INPUT RECORDS:
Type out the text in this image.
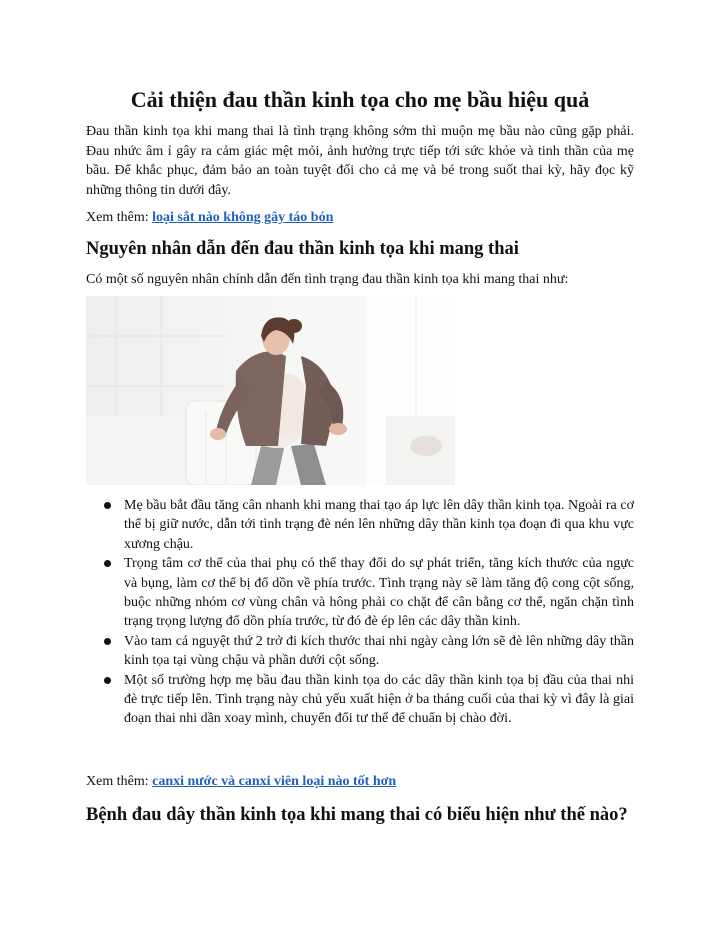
Cải thiện đau thần kinh tọa cho mẹ bầu hiệu quả

Đau thần kinh tọa khi mang thai là tình trạng không sớm thì muộn mẹ bầu nào cũng gặp phải. Đau nhức âm ỉ gây ra cảm giác mệt mỏi, ảnh hưởng trực tiếp tới sức khỏe và tinh thần của mẹ bầu. Để khắc phục, đảm bảo an toàn tuyệt đối cho cả mẹ và bé trong suốt thai kỳ, hãy đọc kỹ những thông tin dưới đây.

Xem thêm: loại sắt nào không gây táo bón

Nguyên nhân dẫn đến đau thần kinh tọa khi mang thai

Có một số nguyên nhân chính dẫn đến tình trạng đau thần kinh tọa khi mang thai như:

Mẹ bầu bắt đầu tăng cân nhanh khi mang thai tạo áp lực lên dây thần kinh tọa. Ngoài ra cơ thể bị giữ nước, dẫn tới tình trạng đè nén lên những dây thần kinh tọa đoạn đi qua khu vực xương chậu.
Trọng tâm cơ thể của thai phụ có thể thay đổi do sự phát triển, tăng kích thước của ngực và bụng, làm cơ thể bị đổ dồn về phía trước. Tình trạng này sẽ làm tăng độ cong cột sống, buộc những nhóm cơ vùng chân và hông phải co chặt để cân bằng cơ thể, ngăn chặn tình trạng trọng lượng đổ dồn phía trước, từ đó đè ép lên các dây thần kinh.
Vào tam cá nguyệt thứ 2 trở đi kích thước thai nhi ngày càng lớn sẽ đè lên những dây thần kinh tọa tại vùng chậu và phần dưới cột sống.
Một số trường hợp mẹ bầu đau thần kinh tọa do các dây thần kinh tọa bị đầu của thai nhi đè trực tiếp lên. Tình trạng này chủ yếu xuất hiện ở ba tháng cuối của thai kỳ vì đây là giai đoạn thai nhi dần xoay mình, chuyển đổi tư thế để chuẩn bị chào đời.

Xem thêm: canxi nước và canxi viên loại nào tốt hơn

Bệnh đau dây thần kinh tọa khi mang thai có biểu hiện như thế nào?
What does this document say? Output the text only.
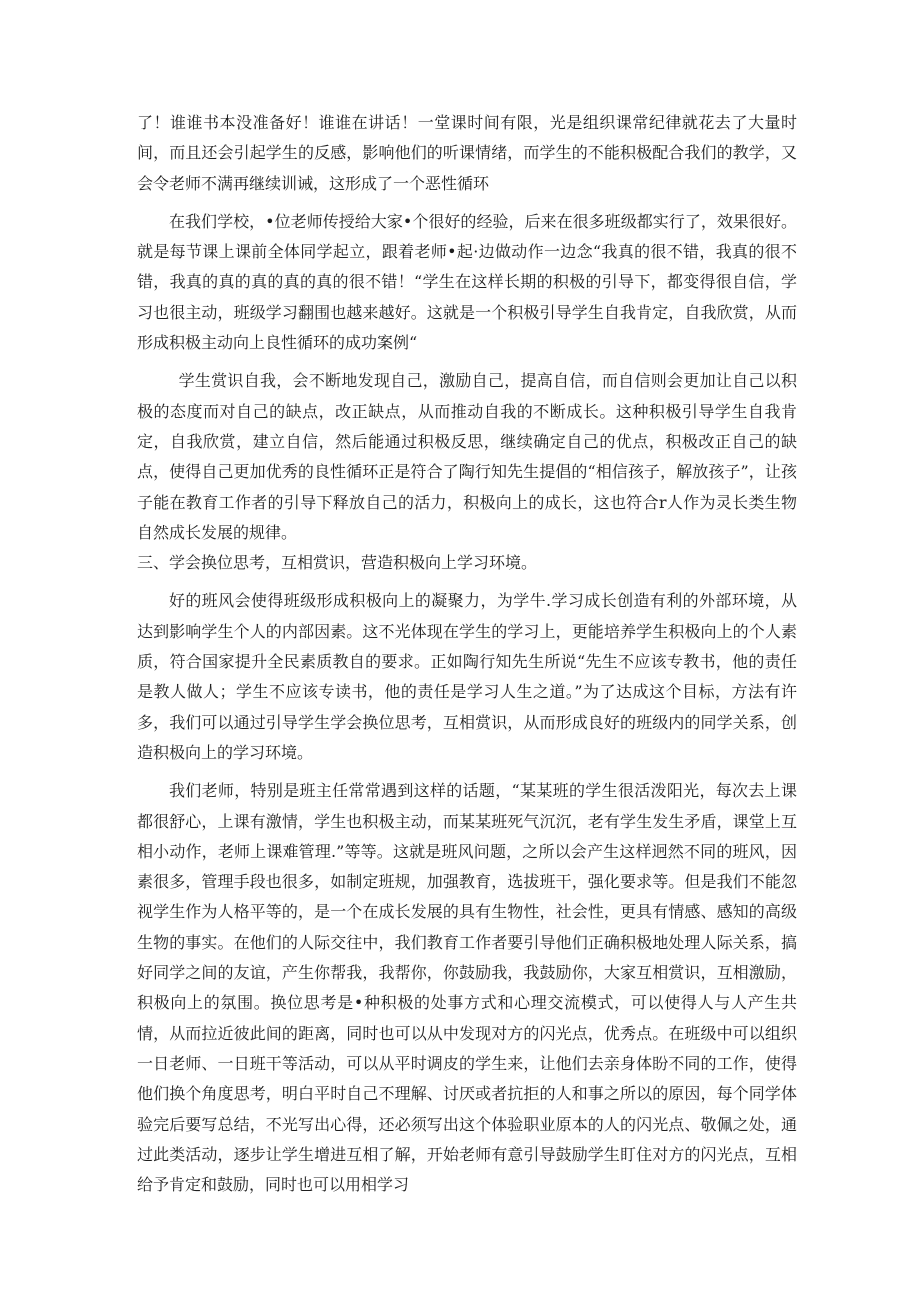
了！谁谁书本没准备好！谁谁在讲话！一堂课时间有限，光是组织课常纪律就花去了大量时间，而且还会引起学生的反感，影响他们的听课情绪，而学生的不能积极配合我们的教学，又会令老师不满再继续训诫，这形成了一个恶性循环

在我们学校，•位老师传授给大家•个很好的经验，后来在很多班级都实行了，效果很好。就是每节课上课前全体同学起立，跟着老师•起·边做动作一边念“我真的很不错，我真的很不错，我真的真的真的真的真的很不错！“学生在这样长期的积极的引导下，都变得很自信，学习也很主动，班级学习翻围也越来越好。这就是一个积极引导学生自我肯定，自我欣赏，从而形成积极主动向上良性循环的成功案例“

学生赏识自我，会不断地发现自己，激励自己，提高自信，而自信则会更加让自己以积极的态度而对自己的缺点，改正缺点，从而推动自我的不断成长。这种积极引导学生自我肯定，自我欣赏，建立自信，然后能通过积极反思，继续确定自己的优点，积极改正自己的缺点，使得自己更加优秀的良性循环正是符合了陶行知先生提倡的“相信孩子，解放孩子”，让孩子能在教育工作者的引导下释放自己的活力，积极向上的成长，这也符合r人作为灵长类生物自然成长发展的规律。

三、学会换位思考，互相赏识，营造积极向上学习环境。

好的班风会使得班级形成积极向上的凝聚力，为学牛.学习成长创造有利的外部环境，从达到影响学生个人的内部因素。这不光体现在学生的学习上，更能培养学生积极向上的个人素质，符合国家提升全民素质教自的要求。正如陶行知先生所说“先生不应该专教书，他的责任是教人做人；学生不应该专读书，他的责任是学习人生之道。”为了达成这个目标，方法有许多，我们可以通过引导学生学会换位思考，互相赏识，从而形成良好的班级内的同学关系，创造积极向上的学习环境。

我们老师，特别是班主任常常遇到这样的话题，“某某班的学生很活泼阳光，每次去上课都很舒心，上课有激情，学生也积极主动，而某某班死气沉沉，老有学生发生矛盾，课堂上互相小动作，老师上课难管理.”等等。这就是班风问题，之所以会产生这样迥然不同的班风，因素很多，管理手段也很多，如制定班规，加强教育，选拔班干，强化要求等。但是我们不能忽视学生作为人格平等的，是一个在成长发展的具有生物性，社会性，更具有情感、感知的高级生物的事实。在他们的人际交往中，我们教育工作者要引导他们正确积极地处理人际关系，搞好同学之间的友谊，产生你帮我，我帮你，你鼓励我，我鼓励你，大家互相赏识，互相激励，积极向上的氛围。换位思考是•种积极的处事方式和心理交流模式，可以使得人与人产生共情，从而拉近彼此间的距离，同时也可以从中发现对方的闪光点，优秀点。在班级中可以组织一日老师、一日班干等活动，可以从平时调皮的学生来，让他们去亲身体盼不同的工作，使得他们换个角度思考，明白平时自己不理解、讨厌或者抗拒的人和事之所以的原因，每个同学体验完后要写总结，不光写出心得，还必须写出这个体验职业原本的人的闪光点、敬佩之处，通过此类活动，逐步让学生增进互相了解，开始老师有意引导鼓励学生盯住对方的闪光点，互相给予肯定和鼓励，同时也可以用相学习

TASK BRIEF: Using the data above, say how many lines include "không". No other reply is needed.

SOLVED PROBLEM: 2